What you need to do: Write the records out again, keeping each line exactly as it is.

— Start Records to process —

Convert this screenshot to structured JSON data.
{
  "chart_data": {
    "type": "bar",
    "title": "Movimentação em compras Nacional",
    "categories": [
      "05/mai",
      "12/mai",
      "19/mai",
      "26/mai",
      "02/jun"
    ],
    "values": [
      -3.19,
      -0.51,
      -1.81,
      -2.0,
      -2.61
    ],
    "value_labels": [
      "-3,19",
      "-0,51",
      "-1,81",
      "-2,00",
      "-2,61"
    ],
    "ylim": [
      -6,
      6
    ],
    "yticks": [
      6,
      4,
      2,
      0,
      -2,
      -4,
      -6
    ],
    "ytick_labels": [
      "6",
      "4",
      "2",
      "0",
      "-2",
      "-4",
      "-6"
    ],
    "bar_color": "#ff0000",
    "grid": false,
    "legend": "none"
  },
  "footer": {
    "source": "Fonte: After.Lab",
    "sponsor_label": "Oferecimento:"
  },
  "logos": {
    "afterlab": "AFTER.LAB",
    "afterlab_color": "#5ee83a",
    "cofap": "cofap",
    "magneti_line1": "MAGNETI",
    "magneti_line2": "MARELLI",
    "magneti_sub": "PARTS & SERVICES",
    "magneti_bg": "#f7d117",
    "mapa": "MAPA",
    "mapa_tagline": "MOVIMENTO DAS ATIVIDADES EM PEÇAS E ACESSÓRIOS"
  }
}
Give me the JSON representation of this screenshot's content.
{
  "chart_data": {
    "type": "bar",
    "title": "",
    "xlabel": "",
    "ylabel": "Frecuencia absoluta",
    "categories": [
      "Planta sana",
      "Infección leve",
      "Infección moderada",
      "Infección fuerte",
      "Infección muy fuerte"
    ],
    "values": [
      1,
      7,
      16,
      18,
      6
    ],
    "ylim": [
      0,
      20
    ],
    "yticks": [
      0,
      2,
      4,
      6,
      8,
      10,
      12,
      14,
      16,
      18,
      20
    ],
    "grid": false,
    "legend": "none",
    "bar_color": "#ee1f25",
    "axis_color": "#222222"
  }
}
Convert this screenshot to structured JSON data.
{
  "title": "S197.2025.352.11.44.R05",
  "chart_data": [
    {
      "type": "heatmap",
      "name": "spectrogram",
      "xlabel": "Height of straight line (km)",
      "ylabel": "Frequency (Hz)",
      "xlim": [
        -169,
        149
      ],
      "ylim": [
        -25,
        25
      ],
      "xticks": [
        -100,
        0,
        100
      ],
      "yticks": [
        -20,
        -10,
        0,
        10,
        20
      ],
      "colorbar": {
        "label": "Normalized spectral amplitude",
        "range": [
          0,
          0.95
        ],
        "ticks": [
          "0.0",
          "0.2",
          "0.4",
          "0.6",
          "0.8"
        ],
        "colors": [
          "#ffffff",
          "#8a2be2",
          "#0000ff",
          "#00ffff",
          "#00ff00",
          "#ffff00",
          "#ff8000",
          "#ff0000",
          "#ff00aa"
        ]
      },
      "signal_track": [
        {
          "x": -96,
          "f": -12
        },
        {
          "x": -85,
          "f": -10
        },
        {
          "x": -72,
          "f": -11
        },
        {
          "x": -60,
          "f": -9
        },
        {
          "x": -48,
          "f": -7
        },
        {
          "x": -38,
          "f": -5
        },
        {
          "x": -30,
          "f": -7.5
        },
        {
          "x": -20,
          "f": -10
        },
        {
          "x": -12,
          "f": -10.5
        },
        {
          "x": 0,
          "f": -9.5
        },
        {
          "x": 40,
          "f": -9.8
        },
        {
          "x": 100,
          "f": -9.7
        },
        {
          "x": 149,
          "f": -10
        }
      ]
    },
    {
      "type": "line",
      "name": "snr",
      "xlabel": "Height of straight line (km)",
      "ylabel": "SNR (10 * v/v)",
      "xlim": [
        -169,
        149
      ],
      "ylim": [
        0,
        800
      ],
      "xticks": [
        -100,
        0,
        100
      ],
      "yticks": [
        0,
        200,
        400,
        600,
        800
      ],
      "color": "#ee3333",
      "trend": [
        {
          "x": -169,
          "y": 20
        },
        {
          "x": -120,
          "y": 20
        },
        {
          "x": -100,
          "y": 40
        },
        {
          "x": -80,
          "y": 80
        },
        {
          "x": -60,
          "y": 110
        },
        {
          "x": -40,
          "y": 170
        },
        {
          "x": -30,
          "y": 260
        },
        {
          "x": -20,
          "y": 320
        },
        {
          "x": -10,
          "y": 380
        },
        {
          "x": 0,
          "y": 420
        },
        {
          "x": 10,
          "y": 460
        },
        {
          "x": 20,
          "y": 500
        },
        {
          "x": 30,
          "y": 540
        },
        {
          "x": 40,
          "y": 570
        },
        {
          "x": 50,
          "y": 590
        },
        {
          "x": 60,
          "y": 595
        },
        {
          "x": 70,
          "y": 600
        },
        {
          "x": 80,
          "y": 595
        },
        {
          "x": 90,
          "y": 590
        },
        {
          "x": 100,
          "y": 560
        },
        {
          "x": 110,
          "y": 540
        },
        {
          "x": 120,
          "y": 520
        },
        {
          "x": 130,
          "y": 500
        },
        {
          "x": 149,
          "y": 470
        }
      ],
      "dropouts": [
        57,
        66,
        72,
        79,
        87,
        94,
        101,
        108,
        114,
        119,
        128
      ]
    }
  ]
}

— End Records to process —

Reply:
Convert this screenshot to structured JSON data.
{
  "chart_data": {
    "type": "bar",
    "title": "Movimentação em compras Nacional",
    "categories": [
      "05/mai",
      "12/mai",
      "19/mai",
      "26/mai",
      "02/jun"
    ],
    "values": [
      -3.19,
      -0.51,
      -1.81,
      -2.0,
      -2.61
    ],
    "value_labels": [
      "-3,19",
      "-0,51",
      "-1,81",
      "-2,00",
      "-2,61"
    ],
    "ylim": [
      -6,
      6
    ],
    "yticks": [
      6,
      4,
      2,
      0,
      -2,
      -4,
      -6
    ],
    "ytick_labels": [
      "6",
      "4",
      "2",
      "0",
      "-2",
      "-4",
      "-6"
    ],
    "bar_color": "#ff0000",
    "grid": false,
    "legend": "none"
  },
  "footer": {
    "source": "Fonte: After.Lab",
    "sponsor_label": "Oferecimento:"
  },
  "logos": {
    "afterlab": "AFTER.LAB",
    "afterlab_color": "#5ee83a",
    "cofap": "cofap",
    "magneti_line1": "MAGNETI",
    "magneti_line2": "MARELLI",
    "magneti_sub": "PARTS & SERVICES",
    "magneti_bg": "#f7d117",
    "mapa": "MAPA",
    "mapa_tagline": "MOVIMENTO DAS ATIVIDADES EM PEÇAS E ACESSÓRIOS"
  }
}
Give me the JSON representation of this screenshot's content.
{
  "chart_data": {
    "type": "bar",
    "title": "",
    "xlabel": "",
    "ylabel": "Frecuencia absoluta",
    "categories": [
      "Planta sana",
      "Infección leve",
      "Infección moderada",
      "Infección fuerte",
      "Infección muy fuerte"
    ],
    "values": [
      1,
      7,
      16,
      18,
      6
    ],
    "ylim": [
      0,
      20
    ],
    "yticks": [
      0,
      2,
      4,
      6,
      8,
      10,
      12,
      14,
      16,
      18,
      20
    ],
    "grid": false,
    "legend": "none",
    "bar_color": "#ee1f25",
    "axis_color": "#222222"
  }
}
Convert this screenshot to structured JSON data.
{
  "title": "S197.2025.352.11.44.R05",
  "chart_data": [
    {
      "type": "heatmap",
      "name": "spectrogram",
      "xlabel": "Height of straight line (km)",
      "ylabel": "Frequency (Hz)",
      "xlim": [
        -169,
        149
      ],
      "ylim": [
        -25,
        25
      ],
      "xticks": [
        -100,
        0,
        100
      ],
      "yticks": [
        -20,
        -10,
        0,
        10,
        20
      ],
      "colorbar": {
        "label": "Normalized spectral amplitude",
        "range": [
          0,
          0.95
        ],
        "ticks": [
          "0.0",
          "0.2",
          "0.4",
          "0.6",
          "0.8"
        ],
        "colors": [
          "#ffffff",
          "#8a2be2",
          "#0000ff",
          "#00ffff",
          "#00ff00",
          "#ffff00",
          "#ff8000",
          "#ff0000",
          "#ff00aa"
        ]
      },
      "signal_track": [
        {
          "x": -96,
          "f": -12
        },
        {
          "x": -85,
          "f": -10
        },
        {
          "x": -72,
          "f": -11
        },
        {
          "x": -60,
          "f": -9
        },
        {
          "x": -48,
          "f": -7
        },
        {
          "x": -38,
          "f": -5
        },
        {
          "x": -30,
          "f": -7.5
        },
        {
          "x": -20,
          "f": -10
        },
        {
          "x": -12,
          "f": -10.5
        },
        {
          "x": 0,
          "f": -9.5
        },
        {
          "x": 40,
          "f": -9.8
        },
        {
          "x": 100,
          "f": -9.7
        },
        {
          "x": 149,
          "f": -10
        }
      ]
    },
    {
      "type": "line",
      "name": "snr",
      "xlabel": "Height of straight line (km)",
      "ylabel": "SNR (10 * v/v)",
      "xlim": [
        -169,
        149
      ],
      "ylim": [
        0,
        800
      ],
      "xticks": [
        -100,
        0,
        100
      ],
      "yticks": [
        0,
        200,
        400,
        600,
        800
      ],
      "color": "#ee3333",
      "trend": [
        {
          "x": -169,
          "y": 20
        },
        {
          "x": -120,
          "y": 20
        },
        {
          "x": -100,
          "y": 40
        },
        {
          "x": -80,
          "y": 80
        },
        {
          "x": -60,
          "y": 110
        },
        {
          "x": -40,
          "y": 170
        },
        {
          "x": -30,
          "y": 260
        },
        {
          "x": -20,
          "y": 320
        },
        {
          "x": -10,
          "y": 380
        },
        {
          "x": 0,
          "y": 420
        },
        {
          "x": 10,
          "y": 460
        },
        {
          "x": 20,
          "y": 500
        },
        {
          "x": 30,
          "y": 540
        },
        {
          "x": 40,
          "y": 570
        },
        {
          "x": 50,
          "y": 590
        },
        {
          "x": 60,
          "y": 595
        },
        {
          "x": 70,
          "y": 600
        },
        {
          "x": 80,
          "y": 595
        },
        {
          "x": 90,
          "y": 590
        },
        {
          "x": 100,
          "y": 560
        },
        {
          "x": 110,
          "y": 540
        },
        {
          "x": 120,
          "y": 520
        },
        {
          "x": 130,
          "y": 500
        },
        {
          "x": 149,
          "y": 470
        }
      ],
      "dropouts": [
        57,
        66,
        72,
        79,
        87,
        94,
        101,
        108,
        114,
        119,
        128
      ]
    }
  ]
}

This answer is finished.